PROVIDED RECORDS:
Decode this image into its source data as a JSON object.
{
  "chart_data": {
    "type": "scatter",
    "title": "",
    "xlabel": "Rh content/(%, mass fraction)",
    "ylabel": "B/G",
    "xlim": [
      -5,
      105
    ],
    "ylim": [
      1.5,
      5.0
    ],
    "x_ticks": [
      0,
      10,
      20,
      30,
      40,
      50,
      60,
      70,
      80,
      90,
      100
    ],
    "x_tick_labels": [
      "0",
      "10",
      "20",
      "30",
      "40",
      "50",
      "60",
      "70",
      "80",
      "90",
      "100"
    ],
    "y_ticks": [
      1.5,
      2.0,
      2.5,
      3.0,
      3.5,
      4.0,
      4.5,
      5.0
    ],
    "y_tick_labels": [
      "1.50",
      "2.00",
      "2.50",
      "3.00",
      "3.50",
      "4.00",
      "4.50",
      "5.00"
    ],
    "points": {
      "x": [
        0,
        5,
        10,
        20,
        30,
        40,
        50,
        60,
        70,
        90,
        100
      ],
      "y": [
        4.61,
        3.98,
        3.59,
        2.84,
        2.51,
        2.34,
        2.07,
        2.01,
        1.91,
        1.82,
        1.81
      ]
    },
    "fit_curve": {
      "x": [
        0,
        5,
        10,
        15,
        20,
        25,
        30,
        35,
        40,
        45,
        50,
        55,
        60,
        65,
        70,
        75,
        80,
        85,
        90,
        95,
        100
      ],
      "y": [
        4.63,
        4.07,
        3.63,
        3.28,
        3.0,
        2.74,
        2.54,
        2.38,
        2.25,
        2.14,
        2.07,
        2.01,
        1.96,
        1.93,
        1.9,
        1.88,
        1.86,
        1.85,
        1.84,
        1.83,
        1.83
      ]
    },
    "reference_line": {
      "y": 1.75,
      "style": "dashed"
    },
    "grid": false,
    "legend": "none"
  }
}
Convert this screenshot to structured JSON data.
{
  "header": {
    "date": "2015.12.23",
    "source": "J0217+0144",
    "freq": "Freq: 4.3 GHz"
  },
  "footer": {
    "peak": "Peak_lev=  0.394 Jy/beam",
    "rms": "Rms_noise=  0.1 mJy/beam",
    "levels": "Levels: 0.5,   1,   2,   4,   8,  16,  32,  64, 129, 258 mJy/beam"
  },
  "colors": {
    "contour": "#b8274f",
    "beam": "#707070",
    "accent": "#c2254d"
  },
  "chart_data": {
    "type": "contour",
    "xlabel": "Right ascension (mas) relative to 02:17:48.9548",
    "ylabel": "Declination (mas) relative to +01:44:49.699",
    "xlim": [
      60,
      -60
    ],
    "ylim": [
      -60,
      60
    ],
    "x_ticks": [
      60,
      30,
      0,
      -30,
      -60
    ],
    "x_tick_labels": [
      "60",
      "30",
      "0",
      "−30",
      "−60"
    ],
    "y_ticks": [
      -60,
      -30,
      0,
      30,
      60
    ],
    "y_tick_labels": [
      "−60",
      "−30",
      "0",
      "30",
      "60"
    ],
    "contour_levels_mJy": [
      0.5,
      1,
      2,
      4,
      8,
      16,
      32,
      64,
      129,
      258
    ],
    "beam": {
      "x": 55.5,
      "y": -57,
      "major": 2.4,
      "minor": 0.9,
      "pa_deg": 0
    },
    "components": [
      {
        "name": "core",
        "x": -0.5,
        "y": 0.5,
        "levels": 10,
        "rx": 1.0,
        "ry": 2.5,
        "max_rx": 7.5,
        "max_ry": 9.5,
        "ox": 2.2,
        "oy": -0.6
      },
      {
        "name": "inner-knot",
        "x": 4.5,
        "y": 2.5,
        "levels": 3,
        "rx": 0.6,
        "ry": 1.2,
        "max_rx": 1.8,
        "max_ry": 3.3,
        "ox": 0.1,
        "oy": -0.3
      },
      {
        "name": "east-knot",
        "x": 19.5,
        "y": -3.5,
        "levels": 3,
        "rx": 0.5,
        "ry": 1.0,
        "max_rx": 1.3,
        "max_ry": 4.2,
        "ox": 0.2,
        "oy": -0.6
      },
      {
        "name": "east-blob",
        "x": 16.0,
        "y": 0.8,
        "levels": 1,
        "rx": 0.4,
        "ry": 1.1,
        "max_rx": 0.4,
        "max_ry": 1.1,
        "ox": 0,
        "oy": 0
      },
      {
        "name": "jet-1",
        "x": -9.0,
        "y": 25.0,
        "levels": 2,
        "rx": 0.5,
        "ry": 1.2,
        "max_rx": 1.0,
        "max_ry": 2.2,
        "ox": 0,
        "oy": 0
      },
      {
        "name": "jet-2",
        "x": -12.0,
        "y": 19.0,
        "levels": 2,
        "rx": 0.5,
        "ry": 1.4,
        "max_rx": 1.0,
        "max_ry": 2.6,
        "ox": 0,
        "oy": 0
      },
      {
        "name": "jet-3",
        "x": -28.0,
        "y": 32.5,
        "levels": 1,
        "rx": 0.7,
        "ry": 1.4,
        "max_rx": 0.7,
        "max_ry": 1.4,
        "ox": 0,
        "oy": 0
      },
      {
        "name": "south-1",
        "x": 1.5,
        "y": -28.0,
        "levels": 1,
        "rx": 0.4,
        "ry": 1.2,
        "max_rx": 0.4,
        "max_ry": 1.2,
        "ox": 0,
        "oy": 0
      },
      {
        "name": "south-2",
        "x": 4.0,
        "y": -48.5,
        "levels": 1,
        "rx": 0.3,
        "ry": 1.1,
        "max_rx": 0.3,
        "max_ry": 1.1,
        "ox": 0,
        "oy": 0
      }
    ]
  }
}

STATED PROBLEM: Find each line that has the word "JSON", then copy it out.

EXERCISE ANSWER:
Decode this image into its source data as a JSON object.
Convert this screenshot to structured JSON data.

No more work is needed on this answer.